* START Input data *

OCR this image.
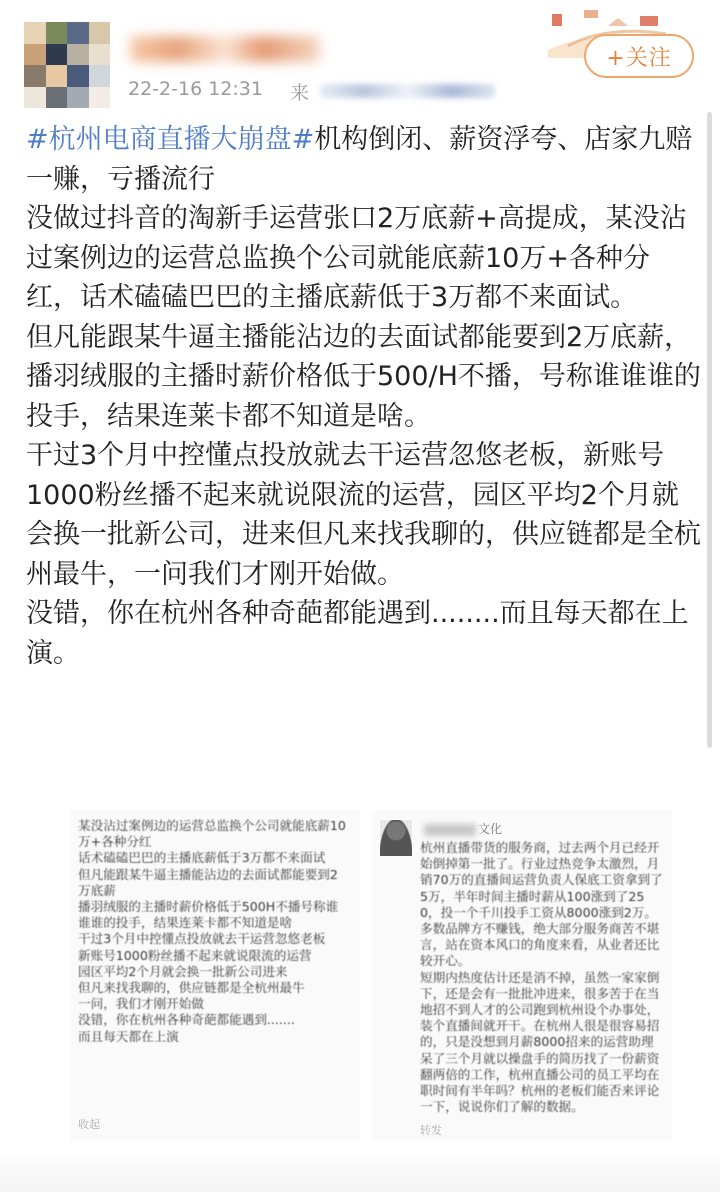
22-2-16 12:31 来
+关注

#杭州电商直播大崩盘#机构倒闭、薪资浮夸、店家九赔一赚，亏播流行

没做过抖音的淘新手运营张口2万底薪+高提成，某没沾过案例边的运营总监换个公司就能底薪10万+各种分红，话术磕磕巴巴的主播底薪低于3万都不来面试。

但凡能跟某牛逼主播能沾边的去面试都能要到2万底薪，播羽绒服的主播时薪价格低于500/H不播，号称谁谁谁的投手，结果连莱卡都不知道是啥。

干过3个月中控懂点投放就去干运营忽悠老板，新账号1000粉丝播不起来就说限流的运营，园区平均2个月就会换一批新公司，进来但凡来找我聊的，供应链都是全杭州最牛，一问我们才刚开始做。

没错，你在杭州各种奇葩都能遇到........而且每天都在上演。

某没沾过案例边的运营总监换个公司就能底薪10万+各种分红
话术磕磕巴巴的主播底薪低于3万都不来面试
但凡能跟某牛逼主播能沾边的去面试都能要到2万底薪
播羽绒服的主播时薪价格低于500H不播号称谁谁谁的投手，结果连莱卡都不知道是啥
干过3个月中控懂点投放就去干运营忽悠老板
新账号1000粉丝播不起来就说限流的运营
园区平均2个月就会换一批新公司进来
但凡来找我聊的，供应链都是全杭州最牛
一问，我们才刚开始做
没错，你在杭州各种奇葩都能遇到.......
而且每天都在上演
收起
文化
杭州直播带货的服务商，过去两个月已经开始倒掉第一批了。行业过热竞争太激烈，月销70万的直播间运营负责人保底工资拿到了5万，半年时间主播时薪从100涨到了250，投一个千川投手工资从8000涨到2万。多数品牌方不赚钱，绝大部分服务商苦不堪言，站在资本风口的角度来看，从业者还比较开心。
短期内热度估计还是消不掉，虽然一家家倒下，还是会有一批批冲进来，很多苦于在当地招不到人才的公司跑到杭州设个办事处，装个直播间就开干。在杭州人很是很容易招的，只是没想到月薪8000招来的运营助理呆了三个月就以操盘手的简历找了一份薪资翻两倍的工作，杭州直播公司的员工平均在职时间有半年吗？杭州的老板们能否来评论一下，说说你们了解的数据。
转发
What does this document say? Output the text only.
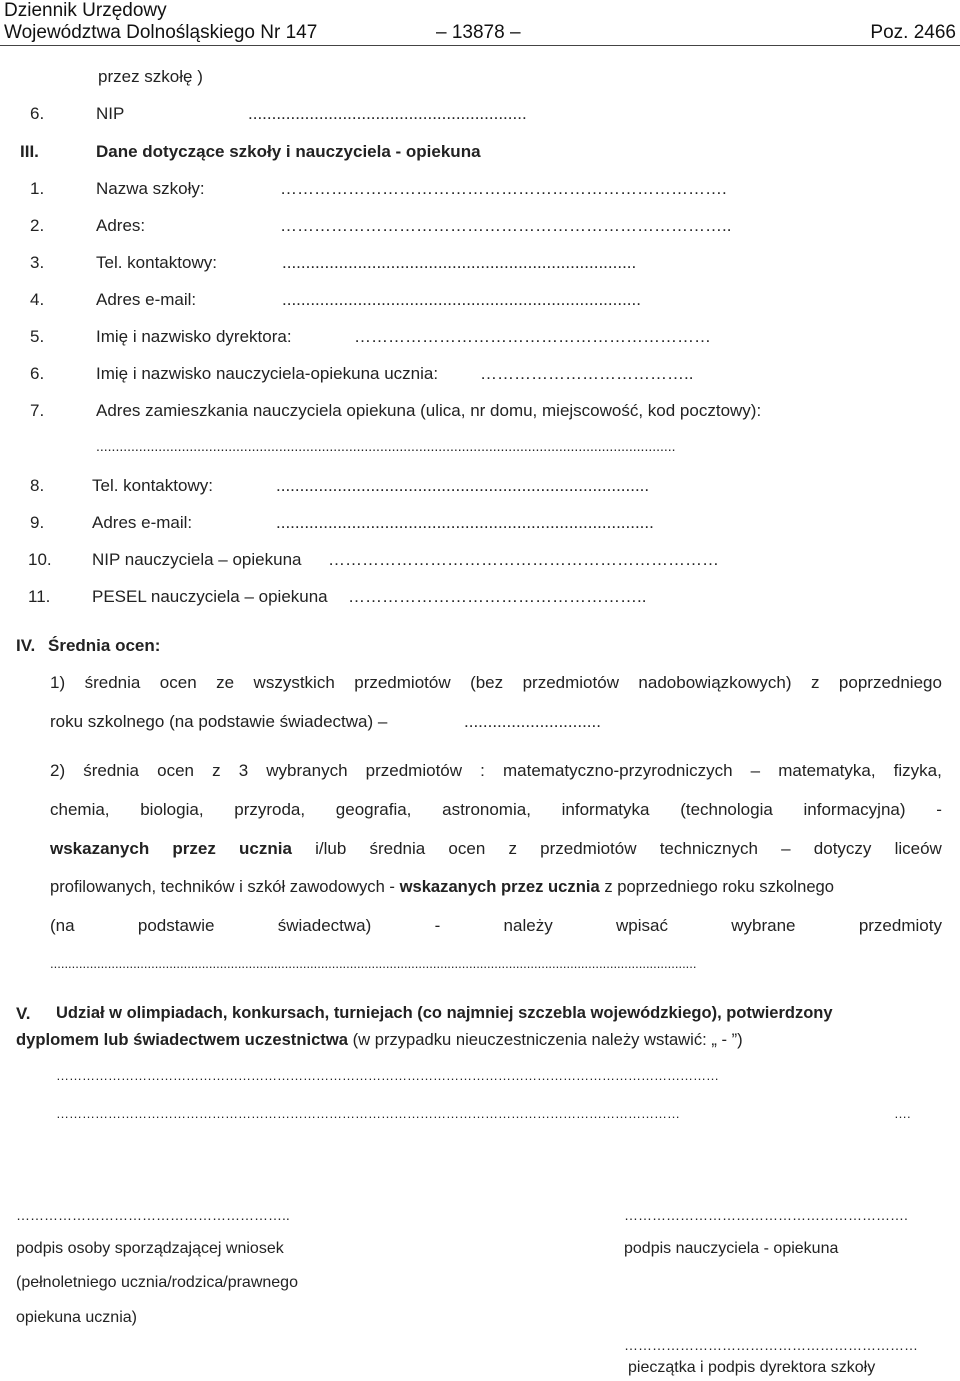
Dziennik Urzędowy
Województwa Dolnośląskiego Nr 147	– 13878 –	Poz. 2466
przez szkołę )
6.	NIP	...........................................................
III.	Dane dotyczące szkoły i nauczyciela - opiekuna
1.	Nazwa szkoły:	…………………………………………………………………….
2.	Adres:	……………………………………………………………………..
3.	Tel. kontaktowy:	...........................................................................
4.	Adres e-mail:	............................................................................
5.	Imię i nazwisko dyrektora:	………………………………………………………
6.	Imię i nazwisko nauczyciela-opiekuna ucznia: ………………………………..
7.	Adres zamieszkania nauczyciela opiekuna (ulica, nr domu, miejscowość, kod pocztowy):
.....................................................................................................................................................
8.	Tel. kontaktowy:	...............................................................................
9.	Adres e-mail:	................................................................................
10. NIP nauczyciela – opiekuna ……………………………………………………………
11. PESEL nauczyciela – opiekuna ……………………………………………..
IV. Średnia ocen:
1) średnia ocen ze wszystkich przedmiotów (bez przedmiotów nadobowiązkowych) z poprzedniego
roku szkolnego (na podstawie świadectwa) –	.............................
2) średnia ocen z 3 wybranych przedmiotów : matematyczno-przyrodniczych – matematyka, fizyka,
chemia, biologia, przyroda, geografia, astronomia, informatyka (technologia informacyjna) -
wskazanych przez ucznia i/lub średnia ocen z przedmiotów technicznych – dotyczy liceów
profilowanych, techników i szkół zawodowych - wskazanych przez ucznia z poprzedniego roku szkolnego
(na	podstawie	świadectwa)	-	należy	wpisać	wybrane	przedmioty
...................................................................................................................................................................................
V. Udział w olimpiadach, konkursach, turniejach (co najmniej szczebla wojewódzkiego), potwierdzony
dyplomem lub świadectwem uczestnictwa (w przypadku nieuczestniczenia należy wstawić: „ - ”)
………………………………………………………………………………………………………………………………………
………………………………………………………………………………………………………………………………	….
…………………………………………………..
podpis osoby sporządzającej wniosek
(pełnoletniego ucznia/rodzica/prawnego
opiekuna ucznia)
…………………………………………………….
podpis nauczyciela - opiekuna
………………………………………………………
pieczątka i podpis dyrektora szkoły
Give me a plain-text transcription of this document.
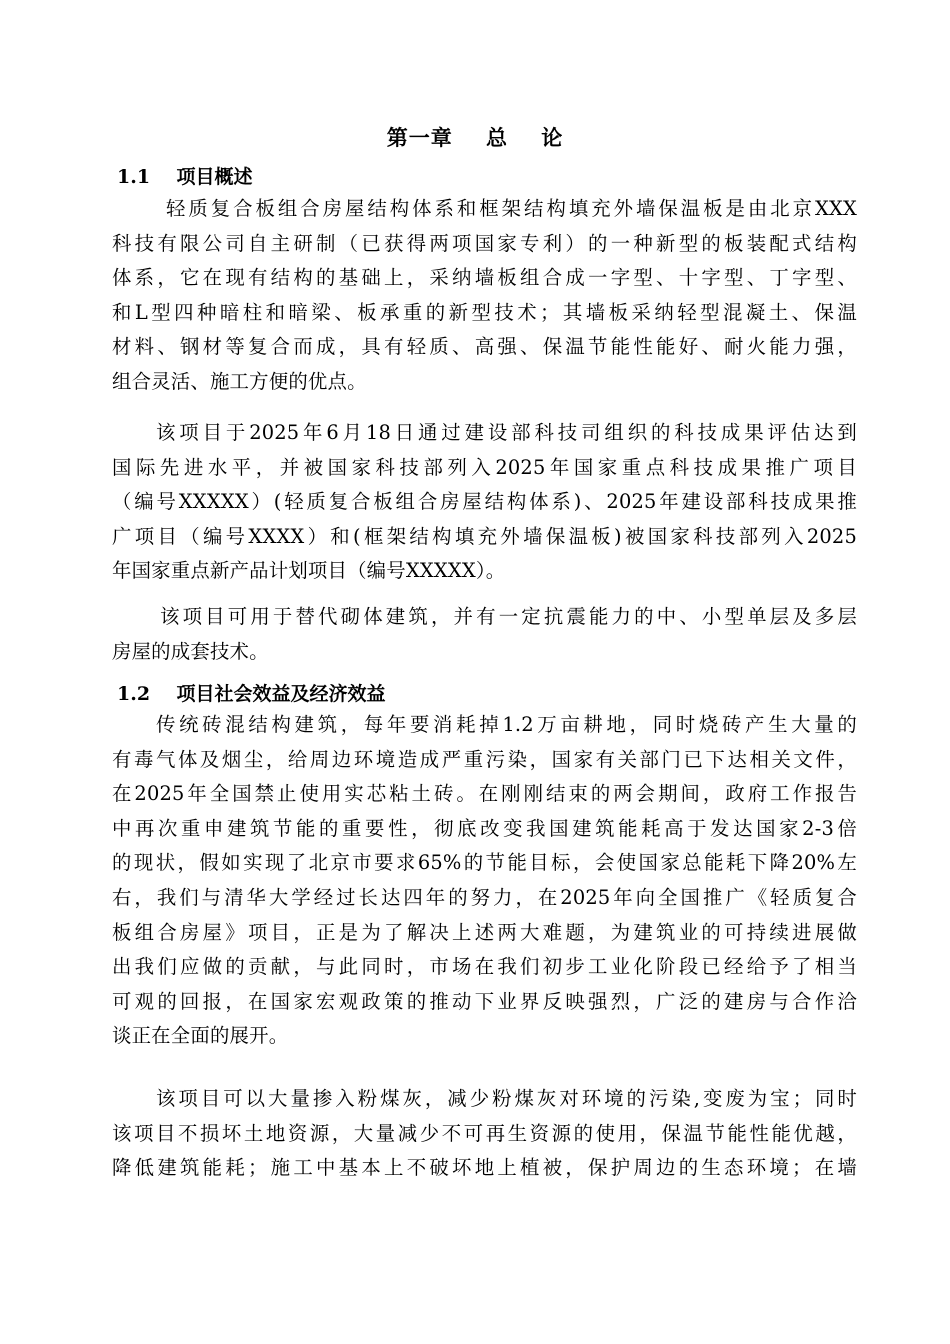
第一章    总    论
1.1    项目概述
轻质复合板组合房屋结构体系和框架结构填充外墙保温板是由北京XXX
科技有限公司自主研制（已获得两项国家专利）的一种新型的板装配式结构
体系，它在现有结构的基础上，采纳墙板组合成一字型、十字型、丁字型、
和L型四种暗柱和暗梁、板承重的新型技术；其墙板采纳轻型混凝土、保温
材料、钢材等复合而成，具有轻质、高强、保温节能性能好、耐火能力强，
组合灵活、施工方便的优点。
该项目于2025年6月18日通过建设部科技司组织的科技成果评估达到
国际先进水平，并被国家科技部列入2025年国家重点科技成果推广项目
（编号XXXXX）(轻质复合板组合房屋结构体系)、2025年建设部科技成果推
广项目（编号XXXX）和(框架结构填充外墙保温板)被国家科技部列入2025
年国家重点新产品计划项目（编号XXXXX）。
该项目可用于替代砌体建筑，并有一定抗震能力的中、小型单层及多层
房屋的成套技术。
1.2    项目社会效益及经济效益
传统砖混结构建筑，每年要消耗掉1.2万亩耕地，同时烧砖产生大量的
有毒气体及烟尘，给周边环境造成严重污染，国家有关部门已下达相关文件，
在2025年全国禁止使用实芯粘土砖。在刚刚结束的两会期间，政府工作报告
中再次重申建筑节能的重要性，彻底改变我国建筑能耗高于发达国家2-3倍
的现状，假如实现了北京市要求65%的节能目标，会使国家总能耗下降20%左
右，我们与清华大学经过长达四年的努力，在2025年向全国推广《轻质复合
板组合房屋》项目，正是为了解决上述两大难题，为建筑业的可持续进展做
出我们应做的贡献，与此同时，市场在我们初步工业化阶段已经给予了相当
可观的回报，在国家宏观政策的推动下业界反映强烈，广泛的建房与合作洽
谈正在全面的展开。
该项目可以大量掺入粉煤灰，减少粉煤灰对环境的污染,变废为宝；同时
该项目不损坏土地资源，大量减少不可再生资源的使用，保温节能性能优越，
降低建筑能耗；施工中基本上不破坏地上植被，保护周边的生态环境；在墙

* END Input data *

=== Objective ===
Among the entries, how many lines contain the string "przez"? Give the number without anything else.

=== Answer in full ===
3